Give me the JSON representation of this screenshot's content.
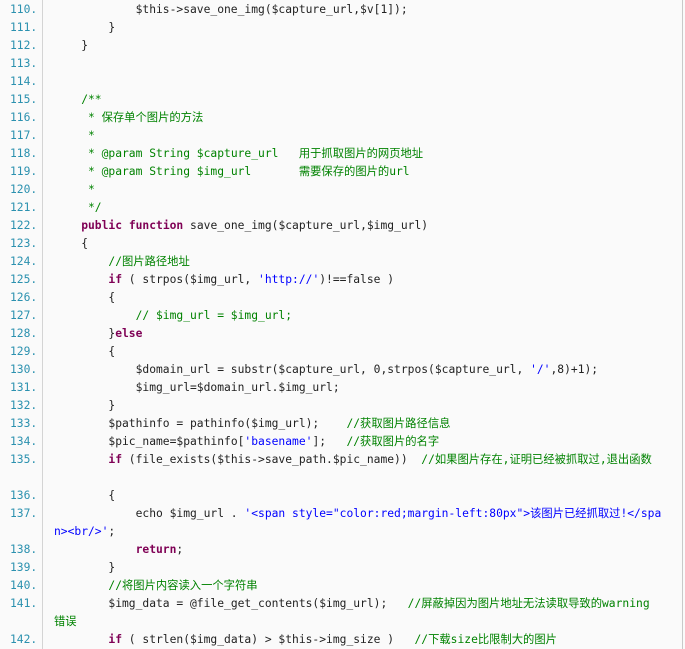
{
  "colors": {
    "line_number": "#2b91af",
    "keyword": "#7f0055",
    "comment": "#008200",
    "string": "#0000ff",
    "text": "#222222",
    "background": "#fafafa"
  },
  "lines": [
    {
      "n": "110.",
      "indent": 3,
      "tokens": [
        {
          "t": "$this->save_one_img($capture_url,$v[1]);",
          "c": ""
        }
      ]
    },
    {
      "n": "111.",
      "indent": 2,
      "tokens": [
        {
          "t": "}",
          "c": ""
        }
      ]
    },
    {
      "n": "112.",
      "indent": 1,
      "tokens": [
        {
          "t": "}",
          "c": ""
        }
      ]
    },
    {
      "n": "113.",
      "indent": 0,
      "tokens": []
    },
    {
      "n": "114.",
      "indent": 0,
      "tokens": []
    },
    {
      "n": "115.",
      "indent": 1,
      "tokens": [
        {
          "t": "/**",
          "c": "cm"
        }
      ]
    },
    {
      "n": "116.",
      "indent": 1,
      "tokens": [
        {
          "t": " * 保存单个图片的方法",
          "c": "cm"
        }
      ]
    },
    {
      "n": "117.",
      "indent": 1,
      "tokens": [
        {
          "t": " *",
          "c": "cm"
        }
      ]
    },
    {
      "n": "118.",
      "indent": 1,
      "tokens": [
        {
          "t": " * @param String $capture_url   用于抓取图片的网页地址",
          "c": "cm"
        }
      ]
    },
    {
      "n": "119.",
      "indent": 1,
      "tokens": [
        {
          "t": " * @param String $img_url       需要保存的图片的url",
          "c": "cm"
        }
      ]
    },
    {
      "n": "120.",
      "indent": 1,
      "tokens": [
        {
          "t": " *",
          "c": "cm"
        }
      ]
    },
    {
      "n": "121.",
      "indent": 1,
      "tokens": [
        {
          "t": " */",
          "c": "cm"
        }
      ]
    },
    {
      "n": "122.",
      "indent": 1,
      "tokens": [
        {
          "t": "public",
          "c": "kw"
        },
        {
          "t": " ",
          "c": ""
        },
        {
          "t": "function",
          "c": "kw"
        },
        {
          "t": " save_one_img($capture_url,$img_url)",
          "c": ""
        }
      ]
    },
    {
      "n": "123.",
      "indent": 1,
      "tokens": [
        {
          "t": "{",
          "c": ""
        }
      ]
    },
    {
      "n": "124.",
      "indent": 2,
      "tokens": [
        {
          "t": "//图片路径地址",
          "c": "cm"
        }
      ]
    },
    {
      "n": "125.",
      "indent": 2,
      "tokens": [
        {
          "t": "if",
          "c": "kw"
        },
        {
          "t": " ( strpos($img_url, ",
          "c": ""
        },
        {
          "t": "'http://'",
          "c": "st"
        },
        {
          "t": ")!==false )",
          "c": ""
        }
      ]
    },
    {
      "n": "126.",
      "indent": 2,
      "tokens": [
        {
          "t": "{",
          "c": ""
        }
      ]
    },
    {
      "n": "127.",
      "indent": 3,
      "tokens": [
        {
          "t": "// $img_url = $img_url;",
          "c": "cm"
        }
      ]
    },
    {
      "n": "128.",
      "indent": 2,
      "tokens": [
        {
          "t": "}",
          "c": ""
        },
        {
          "t": "else",
          "c": "kw"
        }
      ]
    },
    {
      "n": "129.",
      "indent": 2,
      "tokens": [
        {
          "t": "{",
          "c": ""
        }
      ]
    },
    {
      "n": "130.",
      "indent": 3,
      "tokens": [
        {
          "t": "$domain_url = substr($capture_url, 0,strpos($capture_url, ",
          "c": ""
        },
        {
          "t": "'/'",
          "c": "st"
        },
        {
          "t": ",8)+1);",
          "c": ""
        }
      ]
    },
    {
      "n": "131.",
      "indent": 3,
      "tokens": [
        {
          "t": "$img_url=$domain_url.$img_url;",
          "c": ""
        }
      ]
    },
    {
      "n": "132.",
      "indent": 2,
      "tokens": [
        {
          "t": "}",
          "c": ""
        }
      ]
    },
    {
      "n": "133.",
      "indent": 2,
      "tokens": [
        {
          "t": "$pathinfo = pathinfo($img_url);    ",
          "c": ""
        },
        {
          "t": "//获取图片路径信息",
          "c": "cm"
        }
      ]
    },
    {
      "n": "134.",
      "indent": 2,
      "tokens": [
        {
          "t": "$pic_name=$pathinfo[",
          "c": ""
        },
        {
          "t": "'basename'",
          "c": "st"
        },
        {
          "t": "];   ",
          "c": ""
        },
        {
          "t": "//获取图片的名字",
          "c": "cm"
        }
      ]
    },
    {
      "n": "135.",
      "indent": 2,
      "tokens": [
        {
          "t": "if",
          "c": "kw"
        },
        {
          "t": " (file_exists($this->save_path.$pic_name))  ",
          "c": ""
        },
        {
          "t": "//如果图片存在,证明已经被抓取过,退出函数",
          "c": "cm"
        }
      ]
    },
    {
      "n": "",
      "indent": 0,
      "tokens": []
    },
    {
      "n": "136.",
      "indent": 2,
      "tokens": [
        {
          "t": "{",
          "c": ""
        }
      ]
    },
    {
      "n": "137.",
      "indent": 3,
      "tokens": [
        {
          "t": "echo $img_url . ",
          "c": ""
        },
        {
          "t": "'<span style=\"color:red;margin-left:80px\">该图片已经抓取过!</spa",
          "c": "st"
        }
      ]
    },
    {
      "n": "",
      "indent": 0,
      "tokens": [
        {
          "t": "n><br/>'",
          "c": "st"
        },
        {
          "t": ";",
          "c": ""
        }
      ]
    },
    {
      "n": "138.",
      "indent": 3,
      "tokens": [
        {
          "t": "return",
          "c": "kw"
        },
        {
          "t": ";",
          "c": ""
        }
      ]
    },
    {
      "n": "139.",
      "indent": 2,
      "tokens": [
        {
          "t": "}",
          "c": ""
        }
      ]
    },
    {
      "n": "140.",
      "indent": 2,
      "tokens": [
        {
          "t": "//将图片内容读入一个字符串",
          "c": "cm"
        }
      ]
    },
    {
      "n": "141.",
      "indent": 2,
      "tokens": [
        {
          "t": "$img_data = @file_get_contents($img_url);   ",
          "c": ""
        },
        {
          "t": "//屏蔽掉因为图片地址无法读取导致的warning",
          "c": "cm"
        }
      ]
    },
    {
      "n": "",
      "indent": 0,
      "tokens": [
        {
          "t": "错误",
          "c": "cm"
        }
      ]
    },
    {
      "n": "142.",
      "indent": 2,
      "tokens": [
        {
          "t": "if",
          "c": "kw"
        },
        {
          "t": " ( strlen($img_data) > $this->img_size )   ",
          "c": ""
        },
        {
          "t": "//下载size比限制大的图片",
          "c": "cm"
        }
      ]
    }
  ]
}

§ Stated problem: Retype the whole listing exactly and leave the pictures out.

§ Final result:
Give me the JSON representation of this screenshot's content.
{
  "colors": {
    "line_number": "#2b91af",
    "keyword": "#7f0055",
    "comment": "#008200",
    "string": "#0000ff",
    "text": "#222222",
    "background": "#fafafa"
  },
  "lines": [
    {
      "n": "110.",
      "indent": 3,
      "tokens": [
        {
          "t": "$this->save_one_img($capture_url,$v[1]);",
          "c": ""
        }
      ]
    },
    {
      "n": "111.",
      "indent": 2,
      "tokens": [
        {
          "t": "}",
          "c": ""
        }
      ]
    },
    {
      "n": "112.",
      "indent": 1,
      "tokens": [
        {
          "t": "}",
          "c": ""
        }
      ]
    },
    {
      "n": "113.",
      "indent": 0,
      "tokens": []
    },
    {
      "n": "114.",
      "indent": 0,
      "tokens": []
    },
    {
      "n": "115.",
      "indent": 1,
      "tokens": [
        {
          "t": "/**",
          "c": "cm"
        }
      ]
    },
    {
      "n": "116.",
      "indent": 1,
      "tokens": [
        {
          "t": " * 保存单个图片的方法",
          "c": "cm"
        }
      ]
    },
    {
      "n": "117.",
      "indent": 1,
      "tokens": [
        {
          "t": " *",
          "c": "cm"
        }
      ]
    },
    {
      "n": "118.",
      "indent": 1,
      "tokens": [
        {
          "t": " * @param String $capture_url   用于抓取图片的网页地址",
          "c": "cm"
        }
      ]
    },
    {
      "n": "119.",
      "indent": 1,
      "tokens": [
        {
          "t": " * @param String $img_url       需要保存的图片的url",
          "c": "cm"
        }
      ]
    },
    {
      "n": "120.",
      "indent": 1,
      "tokens": [
        {
          "t": " *",
          "c": "cm"
        }
      ]
    },
    {
      "n": "121.",
      "indent": 1,
      "tokens": [
        {
          "t": " */",
          "c": "cm"
        }
      ]
    },
    {
      "n": "122.",
      "indent": 1,
      "tokens": [
        {
          "t": "public",
          "c": "kw"
        },
        {
          "t": " ",
          "c": ""
        },
        {
          "t": "function",
          "c": "kw"
        },
        {
          "t": " save_one_img($capture_url,$img_url)",
          "c": ""
        }
      ]
    },
    {
      "n": "123.",
      "indent": 1,
      "tokens": [
        {
          "t": "{",
          "c": ""
        }
      ]
    },
    {
      "n": "124.",
      "indent": 2,
      "tokens": [
        {
          "t": "//图片路径地址",
          "c": "cm"
        }
      ]
    },
    {
      "n": "125.",
      "indent": 2,
      "tokens": [
        {
          "t": "if",
          "c": "kw"
        },
        {
          "t": " ( strpos($img_url, ",
          "c": ""
        },
        {
          "t": "'http://'",
          "c": "st"
        },
        {
          "t": ")!==false )",
          "c": ""
        }
      ]
    },
    {
      "n": "126.",
      "indent": 2,
      "tokens": [
        {
          "t": "{",
          "c": ""
        }
      ]
    },
    {
      "n": "127.",
      "indent": 3,
      "tokens": [
        {
          "t": "// $img_url = $img_url;",
          "c": "cm"
        }
      ]
    },
    {
      "n": "128.",
      "indent": 2,
      "tokens": [
        {
          "t": "}",
          "c": ""
        },
        {
          "t": "else",
          "c": "kw"
        }
      ]
    },
    {
      "n": "129.",
      "indent": 2,
      "tokens": [
        {
          "t": "{",
          "c": ""
        }
      ]
    },
    {
      "n": "130.",
      "indent": 3,
      "tokens": [
        {
          "t": "$domain_url = substr($capture_url, 0,strpos($capture_url, ",
          "c": ""
        },
        {
          "t": "'/'",
          "c": "st"
        },
        {
          "t": ",8)+1);",
          "c": ""
        }
      ]
    },
    {
      "n": "131.",
      "indent": 3,
      "tokens": [
        {
          "t": "$img_url=$domain_url.$img_url;",
          "c": ""
        }
      ]
    },
    {
      "n": "132.",
      "indent": 2,
      "tokens": [
        {
          "t": "}",
          "c": ""
        }
      ]
    },
    {
      "n": "133.",
      "indent": 2,
      "tokens": [
        {
          "t": "$pathinfo = pathinfo($img_url);    ",
          "c": ""
        },
        {
          "t": "//获取图片路径信息",
          "c": "cm"
        }
      ]
    },
    {
      "n": "134.",
      "indent": 2,
      "tokens": [
        {
          "t": "$pic_name=$pathinfo[",
          "c": ""
        },
        {
          "t": "'basename'",
          "c": "st"
        },
        {
          "t": "];   ",
          "c": ""
        },
        {
          "t": "//获取图片的名字",
          "c": "cm"
        }
      ]
    },
    {
      "n": "135.",
      "indent": 2,
      "tokens": [
        {
          "t": "if",
          "c": "kw"
        },
        {
          "t": " (file_exists($this->save_path.$pic_name))  ",
          "c": ""
        },
        {
          "t": "//如果图片存在,证明已经被抓取过,退出函数",
          "c": "cm"
        }
      ]
    },
    {
      "n": "",
      "indent": 0,
      "tokens": []
    },
    {
      "n": "136.",
      "indent": 2,
      "tokens": [
        {
          "t": "{",
          "c": ""
        }
      ]
    },
    {
      "n": "137.",
      "indent": 3,
      "tokens": [
        {
          "t": "echo $img_url . ",
          "c": ""
        },
        {
          "t": "'<span style=\"color:red;margin-left:80px\">该图片已经抓取过!</spa",
          "c": "st"
        }
      ]
    },
    {
      "n": "",
      "indent": 0,
      "tokens": [
        {
          "t": "n><br/>'",
          "c": "st"
        },
        {
          "t": ";",
          "c": ""
        }
      ]
    },
    {
      "n": "138.",
      "indent": 3,
      "tokens": [
        {
          "t": "return",
          "c": "kw"
        },
        {
          "t": ";",
          "c": ""
        }
      ]
    },
    {
      "n": "139.",
      "indent": 2,
      "tokens": [
        {
          "t": "}",
          "c": ""
        }
      ]
    },
    {
      "n": "140.",
      "indent": 2,
      "tokens": [
        {
          "t": "//将图片内容读入一个字符串",
          "c": "cm"
        }
      ]
    },
    {
      "n": "141.",
      "indent": 2,
      "tokens": [
        {
          "t": "$img_data = @file_get_contents($img_url);   ",
          "c": ""
        },
        {
          "t": "//屏蔽掉因为图片地址无法读取导致的warning",
          "c": "cm"
        }
      ]
    },
    {
      "n": "",
      "indent": 0,
      "tokens": [
        {
          "t": "错误",
          "c": "cm"
        }
      ]
    },
    {
      "n": "142.",
      "indent": 2,
      "tokens": [
        {
          "t": "if",
          "c": "kw"
        },
        {
          "t": " ( strlen($img_data) > $this->img_size )   ",
          "c": ""
        },
        {
          "t": "//下载size比限制大的图片",
          "c": "cm"
        }
      ]
    }
  ]
}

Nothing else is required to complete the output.